Give only one thing: the number of lines that include the word "code".
+++ Supplied data
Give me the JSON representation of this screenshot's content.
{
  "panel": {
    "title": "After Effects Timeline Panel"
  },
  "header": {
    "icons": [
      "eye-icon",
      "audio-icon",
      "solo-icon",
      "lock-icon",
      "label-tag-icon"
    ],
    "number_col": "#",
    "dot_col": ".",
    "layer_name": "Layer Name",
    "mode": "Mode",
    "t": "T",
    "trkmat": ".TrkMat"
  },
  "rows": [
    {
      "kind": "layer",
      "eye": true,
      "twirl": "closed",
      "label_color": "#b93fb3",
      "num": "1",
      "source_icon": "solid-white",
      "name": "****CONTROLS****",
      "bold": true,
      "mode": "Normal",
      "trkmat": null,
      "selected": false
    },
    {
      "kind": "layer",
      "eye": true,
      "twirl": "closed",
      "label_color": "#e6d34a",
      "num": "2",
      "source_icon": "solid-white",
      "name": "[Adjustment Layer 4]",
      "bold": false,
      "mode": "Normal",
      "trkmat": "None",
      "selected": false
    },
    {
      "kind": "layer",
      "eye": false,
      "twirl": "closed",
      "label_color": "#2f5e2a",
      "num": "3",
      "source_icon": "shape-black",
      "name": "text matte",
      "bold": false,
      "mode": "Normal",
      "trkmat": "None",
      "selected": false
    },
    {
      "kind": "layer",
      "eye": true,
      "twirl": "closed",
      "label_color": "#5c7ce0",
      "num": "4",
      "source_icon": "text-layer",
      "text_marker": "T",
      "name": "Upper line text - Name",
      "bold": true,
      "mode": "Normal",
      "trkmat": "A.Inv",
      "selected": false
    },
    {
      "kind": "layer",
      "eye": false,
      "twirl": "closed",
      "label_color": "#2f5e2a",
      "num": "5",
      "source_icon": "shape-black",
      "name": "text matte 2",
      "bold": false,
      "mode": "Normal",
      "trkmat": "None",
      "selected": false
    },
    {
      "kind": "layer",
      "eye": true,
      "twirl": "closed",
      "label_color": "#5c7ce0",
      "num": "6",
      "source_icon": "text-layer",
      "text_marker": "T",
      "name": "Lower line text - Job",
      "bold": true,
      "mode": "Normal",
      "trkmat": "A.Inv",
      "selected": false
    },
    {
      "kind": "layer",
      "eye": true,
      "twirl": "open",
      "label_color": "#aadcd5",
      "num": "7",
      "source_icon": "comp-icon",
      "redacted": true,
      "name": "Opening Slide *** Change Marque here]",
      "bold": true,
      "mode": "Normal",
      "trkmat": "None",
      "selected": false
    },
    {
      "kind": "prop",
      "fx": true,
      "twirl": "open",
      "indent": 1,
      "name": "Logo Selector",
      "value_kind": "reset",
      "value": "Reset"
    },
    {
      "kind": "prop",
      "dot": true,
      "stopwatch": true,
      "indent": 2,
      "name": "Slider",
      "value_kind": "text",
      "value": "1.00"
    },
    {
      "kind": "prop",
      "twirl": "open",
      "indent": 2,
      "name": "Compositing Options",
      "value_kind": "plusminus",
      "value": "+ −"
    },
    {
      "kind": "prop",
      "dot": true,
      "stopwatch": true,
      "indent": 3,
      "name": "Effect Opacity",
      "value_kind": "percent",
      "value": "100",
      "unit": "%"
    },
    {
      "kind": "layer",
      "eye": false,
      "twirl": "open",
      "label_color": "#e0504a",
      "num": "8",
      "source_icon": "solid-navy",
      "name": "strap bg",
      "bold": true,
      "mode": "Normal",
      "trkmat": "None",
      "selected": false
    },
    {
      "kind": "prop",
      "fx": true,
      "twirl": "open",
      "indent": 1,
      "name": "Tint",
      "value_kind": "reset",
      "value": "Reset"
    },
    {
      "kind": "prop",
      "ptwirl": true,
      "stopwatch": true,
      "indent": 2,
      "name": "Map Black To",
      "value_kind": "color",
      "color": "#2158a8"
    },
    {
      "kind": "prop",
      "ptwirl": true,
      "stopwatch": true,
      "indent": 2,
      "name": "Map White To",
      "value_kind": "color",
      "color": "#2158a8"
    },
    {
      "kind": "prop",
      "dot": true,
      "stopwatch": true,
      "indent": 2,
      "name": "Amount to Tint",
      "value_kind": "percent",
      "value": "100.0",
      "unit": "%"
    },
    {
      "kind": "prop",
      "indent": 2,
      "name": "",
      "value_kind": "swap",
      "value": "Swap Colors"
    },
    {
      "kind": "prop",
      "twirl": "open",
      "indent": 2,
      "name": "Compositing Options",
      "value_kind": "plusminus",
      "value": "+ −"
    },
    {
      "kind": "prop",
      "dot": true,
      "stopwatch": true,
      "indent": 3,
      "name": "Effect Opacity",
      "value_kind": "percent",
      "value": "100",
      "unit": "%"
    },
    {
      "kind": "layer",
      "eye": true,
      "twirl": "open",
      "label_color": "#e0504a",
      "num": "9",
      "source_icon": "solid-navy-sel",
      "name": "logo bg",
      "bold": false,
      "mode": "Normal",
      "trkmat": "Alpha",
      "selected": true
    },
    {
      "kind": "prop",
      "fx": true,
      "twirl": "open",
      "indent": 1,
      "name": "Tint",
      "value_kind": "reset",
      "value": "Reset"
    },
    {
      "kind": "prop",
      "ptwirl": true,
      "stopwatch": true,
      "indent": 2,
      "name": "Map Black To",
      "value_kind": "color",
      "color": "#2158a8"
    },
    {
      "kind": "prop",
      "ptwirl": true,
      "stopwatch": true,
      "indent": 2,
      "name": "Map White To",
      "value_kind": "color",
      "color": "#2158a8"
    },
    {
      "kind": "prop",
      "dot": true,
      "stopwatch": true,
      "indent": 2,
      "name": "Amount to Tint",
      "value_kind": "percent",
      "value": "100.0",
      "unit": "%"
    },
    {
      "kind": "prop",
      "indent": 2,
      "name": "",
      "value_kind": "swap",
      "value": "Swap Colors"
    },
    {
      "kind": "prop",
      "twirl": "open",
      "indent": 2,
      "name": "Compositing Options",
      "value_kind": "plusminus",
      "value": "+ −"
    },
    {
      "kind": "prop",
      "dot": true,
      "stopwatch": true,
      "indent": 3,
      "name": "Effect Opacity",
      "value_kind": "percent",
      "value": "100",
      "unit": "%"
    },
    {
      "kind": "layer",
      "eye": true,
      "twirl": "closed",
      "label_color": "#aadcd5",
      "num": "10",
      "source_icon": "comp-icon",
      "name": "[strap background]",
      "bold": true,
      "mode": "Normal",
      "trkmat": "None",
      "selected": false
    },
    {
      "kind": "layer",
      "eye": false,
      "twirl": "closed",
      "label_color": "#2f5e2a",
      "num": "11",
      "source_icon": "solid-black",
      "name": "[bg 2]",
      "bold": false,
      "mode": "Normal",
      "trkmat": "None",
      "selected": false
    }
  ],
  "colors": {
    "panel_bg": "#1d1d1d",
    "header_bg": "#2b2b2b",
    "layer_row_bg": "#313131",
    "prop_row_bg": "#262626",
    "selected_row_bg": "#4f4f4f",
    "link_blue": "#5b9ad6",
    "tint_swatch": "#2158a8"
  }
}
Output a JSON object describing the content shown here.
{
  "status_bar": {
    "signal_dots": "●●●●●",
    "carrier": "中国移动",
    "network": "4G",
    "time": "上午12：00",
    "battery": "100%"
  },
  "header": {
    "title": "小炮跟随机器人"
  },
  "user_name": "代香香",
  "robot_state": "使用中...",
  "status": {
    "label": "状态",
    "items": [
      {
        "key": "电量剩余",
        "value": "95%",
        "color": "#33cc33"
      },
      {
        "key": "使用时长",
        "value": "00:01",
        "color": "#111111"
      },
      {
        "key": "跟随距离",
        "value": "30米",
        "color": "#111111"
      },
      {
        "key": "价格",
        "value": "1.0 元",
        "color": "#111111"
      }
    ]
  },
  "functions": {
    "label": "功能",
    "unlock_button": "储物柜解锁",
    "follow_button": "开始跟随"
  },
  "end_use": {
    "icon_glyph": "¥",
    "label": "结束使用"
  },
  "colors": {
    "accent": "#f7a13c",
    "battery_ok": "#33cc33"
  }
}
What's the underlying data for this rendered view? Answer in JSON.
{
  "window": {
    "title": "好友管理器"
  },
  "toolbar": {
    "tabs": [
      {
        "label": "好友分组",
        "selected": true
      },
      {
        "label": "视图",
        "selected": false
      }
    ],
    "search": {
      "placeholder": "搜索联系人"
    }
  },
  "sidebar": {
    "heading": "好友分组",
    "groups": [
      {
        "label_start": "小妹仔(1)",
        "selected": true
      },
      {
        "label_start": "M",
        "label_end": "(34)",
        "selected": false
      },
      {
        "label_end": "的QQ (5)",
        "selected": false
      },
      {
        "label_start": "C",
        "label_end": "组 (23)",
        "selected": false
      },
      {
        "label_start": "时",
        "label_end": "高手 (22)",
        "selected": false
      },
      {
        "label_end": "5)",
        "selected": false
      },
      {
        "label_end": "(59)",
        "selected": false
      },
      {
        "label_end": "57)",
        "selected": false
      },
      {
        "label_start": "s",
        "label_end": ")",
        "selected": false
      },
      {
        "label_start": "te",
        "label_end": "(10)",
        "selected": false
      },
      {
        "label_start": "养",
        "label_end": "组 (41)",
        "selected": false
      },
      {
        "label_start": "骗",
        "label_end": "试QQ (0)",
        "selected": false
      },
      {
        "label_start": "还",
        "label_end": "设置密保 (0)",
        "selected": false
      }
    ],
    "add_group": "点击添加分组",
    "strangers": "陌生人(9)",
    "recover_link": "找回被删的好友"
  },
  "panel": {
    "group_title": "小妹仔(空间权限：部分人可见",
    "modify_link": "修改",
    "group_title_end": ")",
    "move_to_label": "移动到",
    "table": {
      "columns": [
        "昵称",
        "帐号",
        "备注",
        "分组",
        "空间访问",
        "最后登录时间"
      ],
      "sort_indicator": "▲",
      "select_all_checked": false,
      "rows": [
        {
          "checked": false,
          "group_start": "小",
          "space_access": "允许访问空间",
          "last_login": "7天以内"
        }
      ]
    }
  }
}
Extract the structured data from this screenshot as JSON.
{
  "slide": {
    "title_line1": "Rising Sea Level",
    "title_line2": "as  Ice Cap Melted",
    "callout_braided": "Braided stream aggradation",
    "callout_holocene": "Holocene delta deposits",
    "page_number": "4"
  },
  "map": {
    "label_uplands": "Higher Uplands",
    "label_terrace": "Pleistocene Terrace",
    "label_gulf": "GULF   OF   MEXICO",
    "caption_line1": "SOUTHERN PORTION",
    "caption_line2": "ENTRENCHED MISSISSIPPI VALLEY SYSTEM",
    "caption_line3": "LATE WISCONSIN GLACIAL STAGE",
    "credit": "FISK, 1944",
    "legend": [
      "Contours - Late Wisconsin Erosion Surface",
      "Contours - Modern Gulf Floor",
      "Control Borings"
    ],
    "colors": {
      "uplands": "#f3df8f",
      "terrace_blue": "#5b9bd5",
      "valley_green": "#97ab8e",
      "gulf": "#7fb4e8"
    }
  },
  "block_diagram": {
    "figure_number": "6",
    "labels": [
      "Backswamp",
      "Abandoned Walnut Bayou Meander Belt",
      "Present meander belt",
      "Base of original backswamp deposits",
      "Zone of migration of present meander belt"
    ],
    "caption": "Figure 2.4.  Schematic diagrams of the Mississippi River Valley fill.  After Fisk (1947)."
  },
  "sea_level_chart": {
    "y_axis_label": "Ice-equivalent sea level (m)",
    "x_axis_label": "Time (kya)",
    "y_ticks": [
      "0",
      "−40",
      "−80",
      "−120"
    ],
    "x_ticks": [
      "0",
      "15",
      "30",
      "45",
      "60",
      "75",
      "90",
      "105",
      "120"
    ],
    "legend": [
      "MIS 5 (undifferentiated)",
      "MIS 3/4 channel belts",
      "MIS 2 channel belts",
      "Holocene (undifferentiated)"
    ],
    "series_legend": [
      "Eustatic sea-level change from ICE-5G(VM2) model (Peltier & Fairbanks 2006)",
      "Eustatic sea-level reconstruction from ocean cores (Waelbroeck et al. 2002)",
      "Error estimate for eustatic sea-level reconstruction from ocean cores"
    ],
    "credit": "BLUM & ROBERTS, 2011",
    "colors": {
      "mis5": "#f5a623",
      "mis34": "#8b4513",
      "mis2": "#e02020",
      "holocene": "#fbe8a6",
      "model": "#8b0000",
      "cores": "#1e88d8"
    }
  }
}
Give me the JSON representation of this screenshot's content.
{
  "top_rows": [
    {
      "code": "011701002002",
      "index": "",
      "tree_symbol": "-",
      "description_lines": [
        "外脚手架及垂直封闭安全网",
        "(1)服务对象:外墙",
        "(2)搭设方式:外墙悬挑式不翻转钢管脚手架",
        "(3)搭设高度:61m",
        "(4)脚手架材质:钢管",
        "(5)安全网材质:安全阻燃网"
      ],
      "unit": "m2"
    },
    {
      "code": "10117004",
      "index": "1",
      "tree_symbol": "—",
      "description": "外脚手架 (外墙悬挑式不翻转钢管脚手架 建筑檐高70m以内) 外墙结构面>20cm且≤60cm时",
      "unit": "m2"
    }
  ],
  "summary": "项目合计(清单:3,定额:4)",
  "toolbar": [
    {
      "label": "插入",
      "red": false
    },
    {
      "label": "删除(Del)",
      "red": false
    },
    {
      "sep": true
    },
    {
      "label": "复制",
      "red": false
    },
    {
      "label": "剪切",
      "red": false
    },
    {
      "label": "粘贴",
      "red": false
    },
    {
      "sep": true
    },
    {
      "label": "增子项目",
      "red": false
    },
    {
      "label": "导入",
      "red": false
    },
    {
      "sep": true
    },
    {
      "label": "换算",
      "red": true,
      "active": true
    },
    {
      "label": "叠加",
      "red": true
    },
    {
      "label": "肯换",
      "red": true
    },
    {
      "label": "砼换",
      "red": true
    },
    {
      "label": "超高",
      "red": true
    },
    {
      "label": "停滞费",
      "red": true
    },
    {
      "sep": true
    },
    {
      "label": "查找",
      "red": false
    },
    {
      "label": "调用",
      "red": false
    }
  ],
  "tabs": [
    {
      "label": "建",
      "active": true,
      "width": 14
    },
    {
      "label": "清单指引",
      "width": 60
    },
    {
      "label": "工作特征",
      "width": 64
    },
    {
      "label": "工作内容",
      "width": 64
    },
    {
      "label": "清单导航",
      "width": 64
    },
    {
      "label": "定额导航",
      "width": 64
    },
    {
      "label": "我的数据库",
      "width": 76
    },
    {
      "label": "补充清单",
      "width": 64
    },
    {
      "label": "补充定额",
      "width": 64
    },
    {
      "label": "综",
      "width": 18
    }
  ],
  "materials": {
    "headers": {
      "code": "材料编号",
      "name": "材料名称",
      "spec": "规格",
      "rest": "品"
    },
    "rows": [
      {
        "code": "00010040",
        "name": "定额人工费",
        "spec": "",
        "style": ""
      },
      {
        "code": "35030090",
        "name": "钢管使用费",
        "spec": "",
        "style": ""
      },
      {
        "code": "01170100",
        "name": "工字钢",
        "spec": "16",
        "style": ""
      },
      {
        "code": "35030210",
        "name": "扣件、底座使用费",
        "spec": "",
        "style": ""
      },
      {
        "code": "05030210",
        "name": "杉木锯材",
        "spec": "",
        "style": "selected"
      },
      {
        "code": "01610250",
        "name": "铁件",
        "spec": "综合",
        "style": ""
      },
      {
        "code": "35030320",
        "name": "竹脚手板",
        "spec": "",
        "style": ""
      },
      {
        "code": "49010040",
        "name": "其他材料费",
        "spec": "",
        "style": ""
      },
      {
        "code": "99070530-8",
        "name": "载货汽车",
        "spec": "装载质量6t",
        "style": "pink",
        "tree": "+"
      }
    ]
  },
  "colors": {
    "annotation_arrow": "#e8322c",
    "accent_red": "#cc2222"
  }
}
++++++
* Full response *
12